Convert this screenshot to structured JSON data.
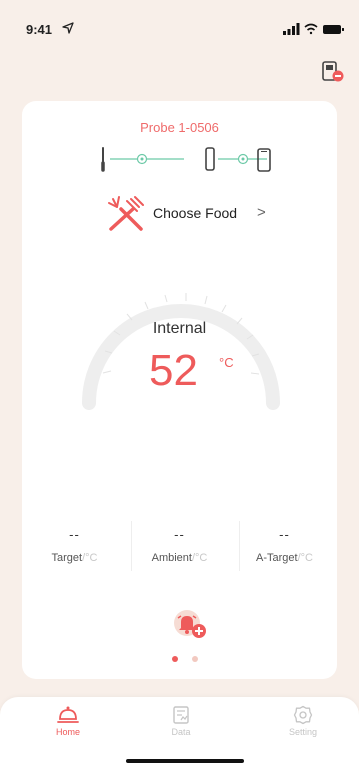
{
  "status_bar": {
    "time": "9:41"
  },
  "probe": {
    "title": "Probe 1-0506"
  },
  "food": {
    "label": "Choose Food",
    "chevron": ">"
  },
  "gauge": {
    "label": "Internal",
    "value": "52",
    "unit": "°C"
  },
  "stats": [
    {
      "value": "--",
      "label": "Target",
      "unit": "/°C"
    },
    {
      "value": "--",
      "label": "Ambient",
      "unit": "/°C"
    },
    {
      "value": "--",
      "label": "A-Target",
      "unit": "/°C"
    }
  ],
  "pager": {
    "count": 2,
    "active": 0
  },
  "tabs": [
    {
      "label": "Home",
      "icon": "home-bell-icon",
      "active": true
    },
    {
      "label": "Data",
      "icon": "data-icon",
      "active": false
    },
    {
      "label": "Setting",
      "icon": "settings-icon",
      "active": false
    }
  ],
  "colors": {
    "accent": "#ee5b5b",
    "background": "#f8efe9",
    "chain": "#6cc9a7",
    "inactive": "#c5c5c5"
  }
}
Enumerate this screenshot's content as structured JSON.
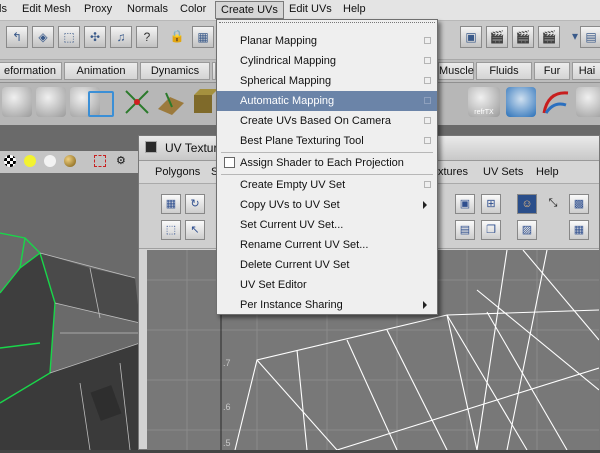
{
  "menubar": {
    "items": [
      "Edit Mesh",
      "Proxy",
      "Normals",
      "Color",
      "Create UVs",
      "Edit UVs",
      "Help"
    ],
    "first_partial": "ls",
    "active": "Create UVs"
  },
  "shelf_tabs": [
    "eformation",
    "Animation",
    "Dynamics",
    "Muscle",
    "Fluids",
    "Fur",
    "Hai"
  ],
  "shelf_icon_labels": {
    "refx": "refrTX"
  },
  "uv_editor": {
    "title": "UV Textur",
    "menus": [
      "Polygons",
      "S",
      "xtures",
      "UV Sets",
      "Help"
    ],
    "grid_labels": [
      ".7",
      ".6",
      ".5"
    ]
  },
  "dropdown": {
    "items": [
      {
        "label": "Planar Mapping",
        "option_box": true
      },
      {
        "label": "Cylindrical Mapping",
        "option_box": true
      },
      {
        "label": "Spherical Mapping",
        "option_box": true
      },
      {
        "label": "Automatic Mapping",
        "option_box": true,
        "highlighted": true
      },
      {
        "label": "Create UVs Based On Camera",
        "option_box": true
      },
      {
        "label": "Best Plane Texturing Tool",
        "option_box": true
      },
      {
        "label": "Assign Shader to Each Projection",
        "checkbox": true,
        "checked": false
      },
      {
        "label": "Create Empty UV Set",
        "option_box": true
      },
      {
        "label": "Copy UVs to UV Set",
        "submenu": true
      },
      {
        "label": "Set Current UV Set..."
      },
      {
        "label": "Rename Current UV Set..."
      },
      {
        "label": "Delete Current UV Set"
      },
      {
        "label": "UV Set Editor"
      },
      {
        "label": "Per Instance Sharing",
        "submenu": true
      }
    ]
  },
  "colors": {
    "highlight": "#6b84a8",
    "wireframe_green": "#19d64a",
    "uv_lines": "#ffffff",
    "menu_bg": "#efefef"
  }
}
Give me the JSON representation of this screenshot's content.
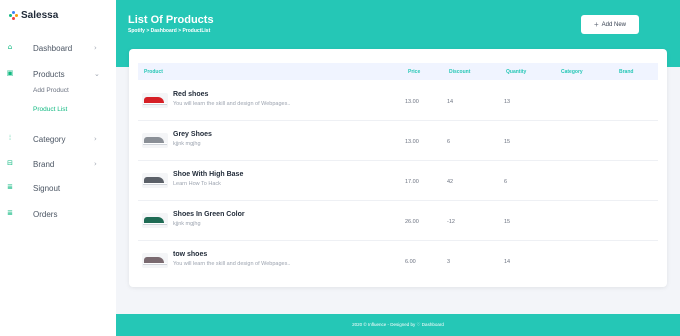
{
  "brand": {
    "name": "Salessa",
    "colors": [
      "#3b82f6",
      "#10b981",
      "#f59e0b",
      "#ef4444"
    ]
  },
  "sidebar": {
    "items": [
      {
        "label": "Dashboard",
        "icon": "home-icon",
        "chevron": "›"
      },
      {
        "label": "Products",
        "icon": "product-icon",
        "chevron": "⌄"
      },
      {
        "label": "Category",
        "icon": "category-icon",
        "chevron": "›"
      },
      {
        "label": "Brand",
        "icon": "brand-icon",
        "chevron": "›"
      },
      {
        "label": "Signout",
        "icon": "signout-icon"
      },
      {
        "label": "Orders",
        "icon": "orders-icon"
      }
    ],
    "subitems": [
      {
        "label": "Add Product"
      },
      {
        "label": "Product List",
        "active": true
      }
    ]
  },
  "header": {
    "title": "List Of Products",
    "breadcrumb": "Spotify > Dashboard > ProductList",
    "add_button": "Add New"
  },
  "table": {
    "columns": [
      "Product",
      "Price",
      "Discount",
      "Quantity",
      "Category",
      "Brand"
    ],
    "rows": [
      {
        "name": "Red shoes",
        "desc": "You will learn the skill and design of Webpages..",
        "price": "13.00",
        "discount": "14",
        "quantity": "13",
        "category": "",
        "brand": "",
        "shoe_color": "#d61f26"
      },
      {
        "name": "Grey Shoes",
        "desc": "kjjnk mgjhg",
        "price": "13.00",
        "discount": "6",
        "quantity": "15",
        "category": "",
        "brand": "",
        "shoe_color": "#8a8f96"
      },
      {
        "name": "Shoe With High Base",
        "desc": "Learn How To Hack",
        "price": "17.00",
        "discount": "42",
        "quantity": "6",
        "category": "",
        "brand": "",
        "shoe_color": "#5b6068"
      },
      {
        "name": "Shoes In Green Color",
        "desc": "kjjnk mgjhg",
        "price": "26.00",
        "discount": "-12",
        "quantity": "15",
        "category": "",
        "brand": "",
        "shoe_color": "#1f6b54"
      },
      {
        "name": "tow shoes",
        "desc": "You will learn the skill and design of Webpages..",
        "price": "6.00",
        "discount": "3",
        "quantity": "14",
        "category": "",
        "brand": "",
        "shoe_color": "#7a6a70"
      }
    ]
  },
  "footer": {
    "text": "2020 © Influence - Designed by ♡ Dashboard"
  },
  "colors": {
    "accent": "#25c7b6",
    "sidebar_active": "#10b981"
  }
}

++++++++++

WHAT TO WORK ON -> Restate the whole listing above exactly, please, omitting every image.

TASK OUTPUT ->
Convert this screenshot to structured JSON data.
{
  "status_bar": {
    "time": "9:41"
  },
  "probe": {
    "title": "Probe 1-0506"
  },
  "food": {
    "label": "Choose Food",
    "chevron": ">"
  },
  "gauge": {
    "label": "Internal",
    "value": "52",
    "unit": "°C"
  },
  "stats": [
    {
      "value": "--",
      "label": "Target",
      "unit": "/°C"
    },
    {
      "value": "--",
      "label": "Ambient",
      "unit": "/°C"
    },
    {
      "value": "--",
      "label": "A-Target",
      "unit": "/°C"
    }
  ],
  "pager": {
    "count": 2,
    "active": 0
  },
  "tabs": [
    {
      "label": "Home",
      "icon": "home-bell-icon",
      "active": true
    },
    {
      "label": "Data",
      "icon": "data-icon",
      "active": false
    },
    {
      "label": "Setting",
      "icon": "settings-icon",
      "active": false
    }
  ],
  "colors": {
    "accent": "#ee5b5b",
    "background": "#f8efe9",
    "chain": "#6cc9a7",
    "inactive": "#c5c5c5"
  }
}
Enumerate this screenshot's content as structured JSON.
{
  "menubar": {
    "items": [
      "Edit Mesh",
      "Proxy",
      "Normals",
      "Color",
      "Create UVs",
      "Edit UVs",
      "Help"
    ],
    "first_partial": "ls",
    "active": "Create UVs"
  },
  "shelf_tabs": [
    "eformation",
    "Animation",
    "Dynamics",
    "Muscle",
    "Fluids",
    "Fur",
    "Hai"
  ],
  "shelf_icon_labels": {
    "refx": "refrTX"
  },
  "uv_editor": {
    "title": "UV Textur",
    "menus": [
      "Polygons",
      "S",
      "xtures",
      "UV Sets",
      "Help"
    ],
    "grid_labels": [
      ".7",
      ".6",
      ".5"
    ]
  },
  "dropdown": {
    "items": [
      {
        "label": "Planar Mapping",
        "option_box": true
      },
      {
        "label": "Cylindrical Mapping",
        "option_box": true
      },
      {
        "label": "Spherical Mapping",
        "option_box": true
      },
      {
        "label": "Automatic Mapping",
        "option_box": true,
        "highlighted": true
      },
      {
        "label": "Create UVs Based On Camera",
        "option_box": true
      },
      {
        "label": "Best Plane Texturing Tool",
        "option_box": true
      },
      {
        "label": "Assign Shader to Each Projection",
        "checkbox": true,
        "checked": false
      },
      {
        "label": "Create Empty UV Set",
        "option_box": true
      },
      {
        "label": "Copy UVs to UV Set",
        "submenu": true
      },
      {
        "label": "Set Current UV Set..."
      },
      {
        "label": "Rename Current UV Set..."
      },
      {
        "label": "Delete Current UV Set"
      },
      {
        "label": "UV Set Editor"
      },
      {
        "label": "Per Instance Sharing",
        "submenu": true
      }
    ]
  },
  "colors": {
    "highlight": "#6b84a8",
    "wireframe_green": "#19d64a",
    "uv_lines": "#ffffff",
    "menu_bg": "#efefef"
  }
}
Give me the JSON representation of this screenshot's content.
{
  "brand": {
    "name": "Salessa",
    "colors": [
      "#3b82f6",
      "#10b981",
      "#f59e0b",
      "#ef4444"
    ]
  },
  "sidebar": {
    "items": [
      {
        "label": "Dashboard",
        "icon": "home-icon",
        "chevron": "›"
      },
      {
        "label": "Products",
        "icon": "product-icon",
        "chevron": "⌄"
      },
      {
        "label": "Category",
        "icon": "category-icon",
        "chevron": "›"
      },
      {
        "label": "Brand",
        "icon": "brand-icon",
        "chevron": "›"
      },
      {
        "label": "Signout",
        "icon": "signout-icon"
      },
      {
        "label": "Orders",
        "icon": "orders-icon"
      }
    ],
    "subitems": [
      {
        "label": "Add Product"
      },
      {
        "label": "Product List",
        "active": true
      }
    ]
  },
  "header": {
    "title": "List Of Products",
    "breadcrumb": "Spotify > Dashboard > ProductList",
    "add_button": "Add New"
  },
  "table": {
    "columns": [
      "Product",
      "Price",
      "Discount",
      "Quantity",
      "Category",
      "Brand"
    ],
    "rows": [
      {
        "name": "Red shoes",
        "desc": "You will learn the skill and design of Webpages..",
        "price": "13.00",
        "discount": "14",
        "quantity": "13",
        "category": "",
        "brand": "",
        "shoe_color": "#d61f26"
      },
      {
        "name": "Grey Shoes",
        "desc": "kjjnk mgjhg",
        "price": "13.00",
        "discount": "6",
        "quantity": "15",
        "category": "",
        "brand": "",
        "shoe_color": "#8a8f96"
      },
      {
        "name": "Shoe With High Base",
        "desc": "Learn How To Hack",
        "price": "17.00",
        "discount": "42",
        "quantity": "6",
        "category": "",
        "brand": "",
        "shoe_color": "#5b6068"
      },
      {
        "name": "Shoes In Green Color",
        "desc": "kjjnk mgjhg",
        "price": "26.00",
        "discount": "-12",
        "quantity": "15",
        "category": "",
        "brand": "",
        "shoe_color": "#1f6b54"
      },
      {
        "name": "tow shoes",
        "desc": "You will learn the skill and design of Webpages..",
        "price": "6.00",
        "discount": "3",
        "quantity": "14",
        "category": "",
        "brand": "",
        "shoe_color": "#7a6a70"
      }
    ]
  },
  "footer": {
    "text": "2020 © Influence - Designed by ♡ Dashboard"
  },
  "colors": {
    "accent": "#25c7b6",
    "sidebar_active": "#10b981"
  }
}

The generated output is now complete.